_Direction_. Every entry needs to be printed exactly, please.

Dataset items
■ ■ ■ ■

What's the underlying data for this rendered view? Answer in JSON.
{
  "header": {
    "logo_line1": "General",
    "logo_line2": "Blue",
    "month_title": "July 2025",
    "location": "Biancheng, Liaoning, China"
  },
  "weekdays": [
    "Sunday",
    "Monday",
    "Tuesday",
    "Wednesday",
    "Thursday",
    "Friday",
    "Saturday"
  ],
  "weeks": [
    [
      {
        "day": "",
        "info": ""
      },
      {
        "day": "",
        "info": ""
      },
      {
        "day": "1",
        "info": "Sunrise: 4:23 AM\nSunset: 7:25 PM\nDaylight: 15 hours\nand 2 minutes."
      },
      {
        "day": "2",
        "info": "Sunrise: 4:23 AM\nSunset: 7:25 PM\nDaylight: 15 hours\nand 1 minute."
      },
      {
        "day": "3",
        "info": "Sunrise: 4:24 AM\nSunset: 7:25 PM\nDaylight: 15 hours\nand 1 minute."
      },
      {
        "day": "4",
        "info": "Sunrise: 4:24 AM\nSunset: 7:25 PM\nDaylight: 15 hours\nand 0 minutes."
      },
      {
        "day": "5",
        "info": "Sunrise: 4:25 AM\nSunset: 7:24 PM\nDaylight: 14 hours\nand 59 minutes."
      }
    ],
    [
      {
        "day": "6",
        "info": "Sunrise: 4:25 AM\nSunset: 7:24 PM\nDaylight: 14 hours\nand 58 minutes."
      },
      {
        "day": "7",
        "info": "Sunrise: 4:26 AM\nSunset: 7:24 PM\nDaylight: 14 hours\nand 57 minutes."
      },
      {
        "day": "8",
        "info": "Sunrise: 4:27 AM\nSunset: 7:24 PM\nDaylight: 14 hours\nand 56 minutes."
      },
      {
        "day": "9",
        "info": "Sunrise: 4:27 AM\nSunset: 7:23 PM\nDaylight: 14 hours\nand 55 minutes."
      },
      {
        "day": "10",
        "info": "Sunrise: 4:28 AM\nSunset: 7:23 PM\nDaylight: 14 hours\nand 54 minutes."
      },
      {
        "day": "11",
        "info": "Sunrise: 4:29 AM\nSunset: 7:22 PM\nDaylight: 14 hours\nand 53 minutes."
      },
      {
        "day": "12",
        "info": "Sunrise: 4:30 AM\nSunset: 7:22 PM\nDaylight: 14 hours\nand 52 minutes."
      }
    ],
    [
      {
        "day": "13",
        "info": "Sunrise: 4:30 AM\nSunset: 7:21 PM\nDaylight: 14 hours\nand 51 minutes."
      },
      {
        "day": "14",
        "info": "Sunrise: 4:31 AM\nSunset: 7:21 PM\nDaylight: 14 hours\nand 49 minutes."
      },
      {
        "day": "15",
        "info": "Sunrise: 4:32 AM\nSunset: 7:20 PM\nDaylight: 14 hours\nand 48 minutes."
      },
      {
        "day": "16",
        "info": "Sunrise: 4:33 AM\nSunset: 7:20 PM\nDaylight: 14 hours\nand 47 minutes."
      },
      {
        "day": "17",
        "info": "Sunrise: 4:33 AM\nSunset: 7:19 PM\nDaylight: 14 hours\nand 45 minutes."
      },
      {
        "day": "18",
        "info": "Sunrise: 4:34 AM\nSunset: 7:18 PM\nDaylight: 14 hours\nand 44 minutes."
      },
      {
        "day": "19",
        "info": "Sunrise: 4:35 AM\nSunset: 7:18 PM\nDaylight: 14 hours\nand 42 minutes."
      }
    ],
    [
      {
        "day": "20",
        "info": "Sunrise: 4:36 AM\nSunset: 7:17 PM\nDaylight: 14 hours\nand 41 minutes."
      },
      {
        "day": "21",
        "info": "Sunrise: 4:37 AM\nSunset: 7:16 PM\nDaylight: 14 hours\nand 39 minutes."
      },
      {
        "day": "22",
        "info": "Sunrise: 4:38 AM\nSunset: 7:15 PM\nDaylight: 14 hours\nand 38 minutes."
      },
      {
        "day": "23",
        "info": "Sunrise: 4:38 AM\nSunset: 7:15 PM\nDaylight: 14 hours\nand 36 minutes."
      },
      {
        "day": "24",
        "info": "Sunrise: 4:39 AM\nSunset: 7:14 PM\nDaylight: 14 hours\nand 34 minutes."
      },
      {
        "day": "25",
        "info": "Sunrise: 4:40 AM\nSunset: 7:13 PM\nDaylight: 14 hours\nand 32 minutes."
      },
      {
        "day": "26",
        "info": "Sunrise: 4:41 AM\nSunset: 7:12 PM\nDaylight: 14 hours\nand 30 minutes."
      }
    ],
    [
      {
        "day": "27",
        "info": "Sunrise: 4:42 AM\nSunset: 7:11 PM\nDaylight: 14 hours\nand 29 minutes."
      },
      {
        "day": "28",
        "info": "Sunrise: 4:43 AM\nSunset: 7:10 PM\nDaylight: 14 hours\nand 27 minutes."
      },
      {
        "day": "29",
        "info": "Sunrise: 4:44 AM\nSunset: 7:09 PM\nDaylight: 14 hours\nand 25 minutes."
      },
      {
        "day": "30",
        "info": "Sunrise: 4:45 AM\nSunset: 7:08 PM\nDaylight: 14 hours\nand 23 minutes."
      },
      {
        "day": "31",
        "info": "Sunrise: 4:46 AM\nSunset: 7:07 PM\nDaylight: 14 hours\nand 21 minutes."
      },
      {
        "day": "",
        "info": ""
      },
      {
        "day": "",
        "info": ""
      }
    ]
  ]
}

■ ■ ■ ■

_Task response_.
What's the underlying data for this rendered view? Answer in JSON.
{
  "header": {
    "logo_line1": "General",
    "logo_line2": "Blue",
    "month_title": "July 2025",
    "location": "Biancheng, Liaoning, China"
  },
  "weekdays": [
    "Sunday",
    "Monday",
    "Tuesday",
    "Wednesday",
    "Thursday",
    "Friday",
    "Saturday"
  ],
  "weeks": [
    [
      {
        "day": "",
        "info": ""
      },
      {
        "day": "",
        "info": ""
      },
      {
        "day": "1",
        "info": "Sunrise: 4:23 AM\nSunset: 7:25 PM\nDaylight: 15 hours\nand 2 minutes."
      },
      {
        "day": "2",
        "info": "Sunrise: 4:23 AM\nSunset: 7:25 PM\nDaylight: 15 hours\nand 1 minute."
      },
      {
        "day": "3",
        "info": "Sunrise: 4:24 AM\nSunset: 7:25 PM\nDaylight: 15 hours\nand 1 minute."
      },
      {
        "day": "4",
        "info": "Sunrise: 4:24 AM\nSunset: 7:25 PM\nDaylight: 15 hours\nand 0 minutes."
      },
      {
        "day": "5",
        "info": "Sunrise: 4:25 AM\nSunset: 7:24 PM\nDaylight: 14 hours\nand 59 minutes."
      }
    ],
    [
      {
        "day": "6",
        "info": "Sunrise: 4:25 AM\nSunset: 7:24 PM\nDaylight: 14 hours\nand 58 minutes."
      },
      {
        "day": "7",
        "info": "Sunrise: 4:26 AM\nSunset: 7:24 PM\nDaylight: 14 hours\nand 57 minutes."
      },
      {
        "day": "8",
        "info": "Sunrise: 4:27 AM\nSunset: 7:24 PM\nDaylight: 14 hours\nand 56 minutes."
      },
      {
        "day": "9",
        "info": "Sunrise: 4:27 AM\nSunset: 7:23 PM\nDaylight: 14 hours\nand 55 minutes."
      },
      {
        "day": "10",
        "info": "Sunrise: 4:28 AM\nSunset: 7:23 PM\nDaylight: 14 hours\nand 54 minutes."
      },
      {
        "day": "11",
        "info": "Sunrise: 4:29 AM\nSunset: 7:22 PM\nDaylight: 14 hours\nand 53 minutes."
      },
      {
        "day": "12",
        "info": "Sunrise: 4:30 AM\nSunset: 7:22 PM\nDaylight: 14 hours\nand 52 minutes."
      }
    ],
    [
      {
        "day": "13",
        "info": "Sunrise: 4:30 AM\nSunset: 7:21 PM\nDaylight: 14 hours\nand 51 minutes."
      },
      {
        "day": "14",
        "info": "Sunrise: 4:31 AM\nSunset: 7:21 PM\nDaylight: 14 hours\nand 49 minutes."
      },
      {
        "day": "15",
        "info": "Sunrise: 4:32 AM\nSunset: 7:20 PM\nDaylight: 14 hours\nand 48 minutes."
      },
      {
        "day": "16",
        "info": "Sunrise: 4:33 AM\nSunset: 7:20 PM\nDaylight: 14 hours\nand 47 minutes."
      },
      {
        "day": "17",
        "info": "Sunrise: 4:33 AM\nSunset: 7:19 PM\nDaylight: 14 hours\nand 45 minutes."
      },
      {
        "day": "18",
        "info": "Sunrise: 4:34 AM\nSunset: 7:18 PM\nDaylight: 14 hours\nand 44 minutes."
      },
      {
        "day": "19",
        "info": "Sunrise: 4:35 AM\nSunset: 7:18 PM\nDaylight: 14 hours\nand 42 minutes."
      }
    ],
    [
      {
        "day": "20",
        "info": "Sunrise: 4:36 AM\nSunset: 7:17 PM\nDaylight: 14 hours\nand 41 minutes."
      },
      {
        "day": "21",
        "info": "Sunrise: 4:37 AM\nSunset: 7:16 PM\nDaylight: 14 hours\nand 39 minutes."
      },
      {
        "day": "22",
        "info": "Sunrise: 4:38 AM\nSunset: 7:15 PM\nDaylight: 14 hours\nand 38 minutes."
      },
      {
        "day": "23",
        "info": "Sunrise: 4:38 AM\nSunset: 7:15 PM\nDaylight: 14 hours\nand 36 minutes."
      },
      {
        "day": "24",
        "info": "Sunrise: 4:39 AM\nSunset: 7:14 PM\nDaylight: 14 hours\nand 34 minutes."
      },
      {
        "day": "25",
        "info": "Sunrise: 4:40 AM\nSunset: 7:13 PM\nDaylight: 14 hours\nand 32 minutes."
      },
      {
        "day": "26",
        "info": "Sunrise: 4:41 AM\nSunset: 7:12 PM\nDaylight: 14 hours\nand 30 minutes."
      }
    ],
    [
      {
        "day": "27",
        "info": "Sunrise: 4:42 AM\nSunset: 7:11 PM\nDaylight: 14 hours\nand 29 minutes."
      },
      {
        "day": "28",
        "info": "Sunrise: 4:43 AM\nSunset: 7:10 PM\nDaylight: 14 hours\nand 27 minutes."
      },
      {
        "day": "29",
        "info": "Sunrise: 4:44 AM\nSunset: 7:09 PM\nDaylight: 14 hours\nand 25 minutes."
      },
      {
        "day": "30",
        "info": "Sunrise: 4:45 AM\nSunset: 7:08 PM\nDaylight: 14 hours\nand 23 minutes."
      },
      {
        "day": "31",
        "info": "Sunrise: 4:46 AM\nSunset: 7:07 PM\nDaylight: 14 hours\nand 21 minutes."
      },
      {
        "day": "",
        "info": ""
      },
      {
        "day": "",
        "info": ""
      }
    ]
  ]
}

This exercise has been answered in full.